WHAT YOU WILL DO: Identify each line containing the word "subtitle" and copy it.
########
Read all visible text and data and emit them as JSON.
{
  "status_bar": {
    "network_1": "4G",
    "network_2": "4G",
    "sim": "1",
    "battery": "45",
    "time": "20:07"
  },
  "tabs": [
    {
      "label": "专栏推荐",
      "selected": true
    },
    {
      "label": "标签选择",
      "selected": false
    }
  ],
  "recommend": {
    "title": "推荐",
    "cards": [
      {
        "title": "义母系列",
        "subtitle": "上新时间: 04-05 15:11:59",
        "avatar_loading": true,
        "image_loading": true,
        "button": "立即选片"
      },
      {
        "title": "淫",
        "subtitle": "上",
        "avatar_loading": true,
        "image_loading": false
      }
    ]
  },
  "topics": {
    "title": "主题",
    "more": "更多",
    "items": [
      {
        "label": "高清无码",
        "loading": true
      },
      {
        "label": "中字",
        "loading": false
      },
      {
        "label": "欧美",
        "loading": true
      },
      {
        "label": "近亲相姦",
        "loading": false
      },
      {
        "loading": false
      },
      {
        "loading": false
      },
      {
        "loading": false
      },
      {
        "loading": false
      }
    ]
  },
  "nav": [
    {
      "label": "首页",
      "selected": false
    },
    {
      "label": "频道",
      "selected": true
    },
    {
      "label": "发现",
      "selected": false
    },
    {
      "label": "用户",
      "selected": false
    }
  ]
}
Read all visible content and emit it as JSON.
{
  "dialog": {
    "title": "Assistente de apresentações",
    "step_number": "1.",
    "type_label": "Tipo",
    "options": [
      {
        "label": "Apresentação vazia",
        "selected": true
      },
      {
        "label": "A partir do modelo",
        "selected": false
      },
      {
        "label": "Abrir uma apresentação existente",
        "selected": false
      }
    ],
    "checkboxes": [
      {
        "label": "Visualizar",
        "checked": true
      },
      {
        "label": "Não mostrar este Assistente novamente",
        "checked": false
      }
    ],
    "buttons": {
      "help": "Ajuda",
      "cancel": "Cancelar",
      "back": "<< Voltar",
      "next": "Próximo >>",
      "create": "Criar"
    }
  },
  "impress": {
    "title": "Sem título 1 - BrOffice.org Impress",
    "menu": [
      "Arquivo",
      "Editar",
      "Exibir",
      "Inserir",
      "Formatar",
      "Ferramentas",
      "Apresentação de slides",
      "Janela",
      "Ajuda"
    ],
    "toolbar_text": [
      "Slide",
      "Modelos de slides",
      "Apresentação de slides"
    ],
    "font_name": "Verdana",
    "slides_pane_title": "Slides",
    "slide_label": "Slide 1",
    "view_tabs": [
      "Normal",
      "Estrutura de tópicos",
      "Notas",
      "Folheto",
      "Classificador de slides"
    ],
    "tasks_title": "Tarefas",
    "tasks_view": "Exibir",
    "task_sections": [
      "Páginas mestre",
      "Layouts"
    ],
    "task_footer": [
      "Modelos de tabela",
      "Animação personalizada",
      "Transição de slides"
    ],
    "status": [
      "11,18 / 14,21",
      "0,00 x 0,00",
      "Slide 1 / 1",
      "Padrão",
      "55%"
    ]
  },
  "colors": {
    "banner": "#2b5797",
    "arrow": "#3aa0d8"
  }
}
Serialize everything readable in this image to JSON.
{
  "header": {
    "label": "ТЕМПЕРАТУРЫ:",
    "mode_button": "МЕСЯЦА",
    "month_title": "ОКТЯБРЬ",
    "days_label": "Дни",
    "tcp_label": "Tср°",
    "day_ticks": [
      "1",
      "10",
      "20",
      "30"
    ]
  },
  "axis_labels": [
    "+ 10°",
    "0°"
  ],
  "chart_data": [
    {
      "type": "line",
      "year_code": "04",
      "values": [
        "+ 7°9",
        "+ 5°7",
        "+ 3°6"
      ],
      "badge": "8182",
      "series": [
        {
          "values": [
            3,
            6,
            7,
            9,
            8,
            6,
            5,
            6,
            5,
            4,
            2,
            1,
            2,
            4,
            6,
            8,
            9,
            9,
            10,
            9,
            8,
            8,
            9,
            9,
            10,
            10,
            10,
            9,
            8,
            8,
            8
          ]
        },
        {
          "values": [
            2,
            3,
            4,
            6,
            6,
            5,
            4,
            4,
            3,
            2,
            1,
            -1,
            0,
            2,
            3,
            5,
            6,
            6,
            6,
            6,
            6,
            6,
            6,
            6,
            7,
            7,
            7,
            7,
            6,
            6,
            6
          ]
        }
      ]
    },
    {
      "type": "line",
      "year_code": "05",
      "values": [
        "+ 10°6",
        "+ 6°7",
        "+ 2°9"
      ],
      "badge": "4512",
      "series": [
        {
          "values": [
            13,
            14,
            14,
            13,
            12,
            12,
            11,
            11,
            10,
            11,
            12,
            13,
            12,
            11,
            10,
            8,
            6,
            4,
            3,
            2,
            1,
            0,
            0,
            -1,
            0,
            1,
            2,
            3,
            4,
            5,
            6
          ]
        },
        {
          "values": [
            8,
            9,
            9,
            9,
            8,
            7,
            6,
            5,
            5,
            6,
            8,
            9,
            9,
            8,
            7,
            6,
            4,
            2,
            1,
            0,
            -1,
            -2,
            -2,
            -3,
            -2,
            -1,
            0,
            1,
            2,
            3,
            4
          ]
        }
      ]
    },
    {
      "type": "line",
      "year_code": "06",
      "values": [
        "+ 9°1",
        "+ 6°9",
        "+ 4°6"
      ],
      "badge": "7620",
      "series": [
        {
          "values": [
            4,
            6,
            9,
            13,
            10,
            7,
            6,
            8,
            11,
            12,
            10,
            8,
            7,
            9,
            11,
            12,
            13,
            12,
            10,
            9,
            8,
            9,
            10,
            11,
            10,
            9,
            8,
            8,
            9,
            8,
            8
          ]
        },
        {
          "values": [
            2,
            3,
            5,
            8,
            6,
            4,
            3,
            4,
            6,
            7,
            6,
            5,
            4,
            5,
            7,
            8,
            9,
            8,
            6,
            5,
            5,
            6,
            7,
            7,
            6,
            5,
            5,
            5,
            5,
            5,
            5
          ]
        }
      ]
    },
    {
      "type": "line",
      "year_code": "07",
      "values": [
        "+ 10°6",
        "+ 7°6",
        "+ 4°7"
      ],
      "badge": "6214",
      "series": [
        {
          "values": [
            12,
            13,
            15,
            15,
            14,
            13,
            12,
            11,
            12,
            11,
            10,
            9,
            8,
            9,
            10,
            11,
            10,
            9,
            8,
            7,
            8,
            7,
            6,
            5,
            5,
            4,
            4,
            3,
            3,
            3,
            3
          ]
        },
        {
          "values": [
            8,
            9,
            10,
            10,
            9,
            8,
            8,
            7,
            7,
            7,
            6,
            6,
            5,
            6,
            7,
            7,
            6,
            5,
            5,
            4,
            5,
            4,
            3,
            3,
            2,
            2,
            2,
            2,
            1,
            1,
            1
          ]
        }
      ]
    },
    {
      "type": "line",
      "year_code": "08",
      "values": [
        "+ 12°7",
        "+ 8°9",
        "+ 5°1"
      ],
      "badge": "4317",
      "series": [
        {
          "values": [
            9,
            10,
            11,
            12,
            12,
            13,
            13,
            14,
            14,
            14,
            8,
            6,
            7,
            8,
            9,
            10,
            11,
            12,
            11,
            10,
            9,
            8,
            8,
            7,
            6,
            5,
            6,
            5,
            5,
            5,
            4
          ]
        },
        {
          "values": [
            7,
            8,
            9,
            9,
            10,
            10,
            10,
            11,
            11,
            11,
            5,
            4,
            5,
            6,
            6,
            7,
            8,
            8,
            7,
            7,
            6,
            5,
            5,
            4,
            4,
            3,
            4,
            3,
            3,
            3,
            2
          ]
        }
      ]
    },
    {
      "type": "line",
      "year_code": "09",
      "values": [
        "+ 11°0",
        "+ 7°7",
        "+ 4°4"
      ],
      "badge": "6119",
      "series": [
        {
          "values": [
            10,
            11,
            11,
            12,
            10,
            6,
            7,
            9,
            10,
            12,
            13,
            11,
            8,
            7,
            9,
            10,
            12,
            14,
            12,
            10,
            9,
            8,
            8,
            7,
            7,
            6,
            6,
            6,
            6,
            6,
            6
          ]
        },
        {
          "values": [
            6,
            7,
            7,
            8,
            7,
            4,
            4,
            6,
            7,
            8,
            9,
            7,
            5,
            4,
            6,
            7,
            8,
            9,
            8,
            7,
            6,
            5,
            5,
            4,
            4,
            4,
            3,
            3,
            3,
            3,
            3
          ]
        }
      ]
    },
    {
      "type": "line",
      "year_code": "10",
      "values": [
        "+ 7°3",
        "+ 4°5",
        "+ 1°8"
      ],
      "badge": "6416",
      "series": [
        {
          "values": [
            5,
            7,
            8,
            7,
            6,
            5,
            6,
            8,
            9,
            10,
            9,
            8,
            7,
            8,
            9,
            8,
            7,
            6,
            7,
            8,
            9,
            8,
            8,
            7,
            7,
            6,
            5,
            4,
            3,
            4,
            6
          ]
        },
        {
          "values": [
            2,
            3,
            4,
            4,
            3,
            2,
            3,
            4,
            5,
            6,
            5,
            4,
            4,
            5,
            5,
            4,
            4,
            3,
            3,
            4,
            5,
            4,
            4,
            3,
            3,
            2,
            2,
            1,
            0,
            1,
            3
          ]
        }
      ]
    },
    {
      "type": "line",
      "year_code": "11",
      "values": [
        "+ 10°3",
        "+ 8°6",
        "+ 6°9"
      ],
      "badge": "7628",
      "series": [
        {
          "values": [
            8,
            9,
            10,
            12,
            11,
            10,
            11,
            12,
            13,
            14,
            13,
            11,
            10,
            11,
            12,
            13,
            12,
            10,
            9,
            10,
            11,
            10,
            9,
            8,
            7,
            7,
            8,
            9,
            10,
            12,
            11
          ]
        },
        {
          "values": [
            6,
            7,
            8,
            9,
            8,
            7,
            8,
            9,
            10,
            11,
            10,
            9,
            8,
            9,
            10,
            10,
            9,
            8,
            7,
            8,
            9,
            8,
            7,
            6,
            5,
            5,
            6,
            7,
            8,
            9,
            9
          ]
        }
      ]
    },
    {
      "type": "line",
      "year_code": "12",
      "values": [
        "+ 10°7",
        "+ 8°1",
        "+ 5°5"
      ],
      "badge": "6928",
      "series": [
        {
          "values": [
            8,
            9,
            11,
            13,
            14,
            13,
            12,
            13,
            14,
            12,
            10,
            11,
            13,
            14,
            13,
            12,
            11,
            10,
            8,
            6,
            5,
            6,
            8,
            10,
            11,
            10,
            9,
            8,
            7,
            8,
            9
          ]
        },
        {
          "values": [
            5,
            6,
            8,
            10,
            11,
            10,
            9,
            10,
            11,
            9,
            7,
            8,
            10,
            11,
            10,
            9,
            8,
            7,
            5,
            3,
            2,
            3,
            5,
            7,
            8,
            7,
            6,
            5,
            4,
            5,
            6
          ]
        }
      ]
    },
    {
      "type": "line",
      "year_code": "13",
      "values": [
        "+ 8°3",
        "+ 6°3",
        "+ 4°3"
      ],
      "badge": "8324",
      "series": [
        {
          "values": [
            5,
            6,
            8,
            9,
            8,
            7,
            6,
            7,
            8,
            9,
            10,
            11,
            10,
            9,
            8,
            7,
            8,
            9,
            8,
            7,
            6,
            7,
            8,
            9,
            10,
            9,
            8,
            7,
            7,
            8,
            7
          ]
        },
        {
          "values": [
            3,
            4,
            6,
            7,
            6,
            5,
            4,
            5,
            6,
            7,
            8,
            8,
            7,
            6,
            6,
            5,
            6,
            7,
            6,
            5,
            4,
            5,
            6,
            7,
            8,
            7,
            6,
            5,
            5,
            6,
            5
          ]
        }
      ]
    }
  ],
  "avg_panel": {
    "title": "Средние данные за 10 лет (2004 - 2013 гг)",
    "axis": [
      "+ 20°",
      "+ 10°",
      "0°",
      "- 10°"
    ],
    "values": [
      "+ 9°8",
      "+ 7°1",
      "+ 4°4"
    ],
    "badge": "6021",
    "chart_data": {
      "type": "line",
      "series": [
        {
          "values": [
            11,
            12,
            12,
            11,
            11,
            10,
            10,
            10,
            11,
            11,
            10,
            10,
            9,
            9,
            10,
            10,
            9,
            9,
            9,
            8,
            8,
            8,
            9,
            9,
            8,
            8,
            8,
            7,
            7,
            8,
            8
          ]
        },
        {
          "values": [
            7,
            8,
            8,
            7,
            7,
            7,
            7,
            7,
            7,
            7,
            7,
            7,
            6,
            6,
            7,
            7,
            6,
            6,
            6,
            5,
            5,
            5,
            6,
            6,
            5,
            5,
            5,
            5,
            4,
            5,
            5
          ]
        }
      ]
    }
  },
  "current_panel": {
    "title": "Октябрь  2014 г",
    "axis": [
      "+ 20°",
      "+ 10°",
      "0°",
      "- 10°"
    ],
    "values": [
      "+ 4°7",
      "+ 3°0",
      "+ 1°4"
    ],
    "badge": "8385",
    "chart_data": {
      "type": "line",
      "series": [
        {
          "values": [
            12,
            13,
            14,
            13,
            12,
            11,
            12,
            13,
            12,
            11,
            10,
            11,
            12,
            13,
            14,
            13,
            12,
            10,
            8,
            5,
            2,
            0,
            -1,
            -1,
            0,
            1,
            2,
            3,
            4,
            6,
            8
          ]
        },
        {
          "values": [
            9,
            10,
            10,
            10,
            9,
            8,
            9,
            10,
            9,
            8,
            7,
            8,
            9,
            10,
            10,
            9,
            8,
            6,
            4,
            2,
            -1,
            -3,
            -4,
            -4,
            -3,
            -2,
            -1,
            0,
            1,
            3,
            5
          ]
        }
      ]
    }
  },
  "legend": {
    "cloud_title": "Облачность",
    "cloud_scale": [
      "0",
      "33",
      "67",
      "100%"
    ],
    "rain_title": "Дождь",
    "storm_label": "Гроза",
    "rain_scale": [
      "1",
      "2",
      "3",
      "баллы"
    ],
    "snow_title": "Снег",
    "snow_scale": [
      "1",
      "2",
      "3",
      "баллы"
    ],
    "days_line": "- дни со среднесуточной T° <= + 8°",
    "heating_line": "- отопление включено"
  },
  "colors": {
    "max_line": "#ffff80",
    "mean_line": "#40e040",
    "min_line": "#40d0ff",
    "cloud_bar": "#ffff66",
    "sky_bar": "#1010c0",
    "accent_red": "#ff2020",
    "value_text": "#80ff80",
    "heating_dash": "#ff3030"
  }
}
########
WORKED SOLUTION:
        "subtitle": "上新时间: 04-05 15:11:59",
        "subtitle": "上",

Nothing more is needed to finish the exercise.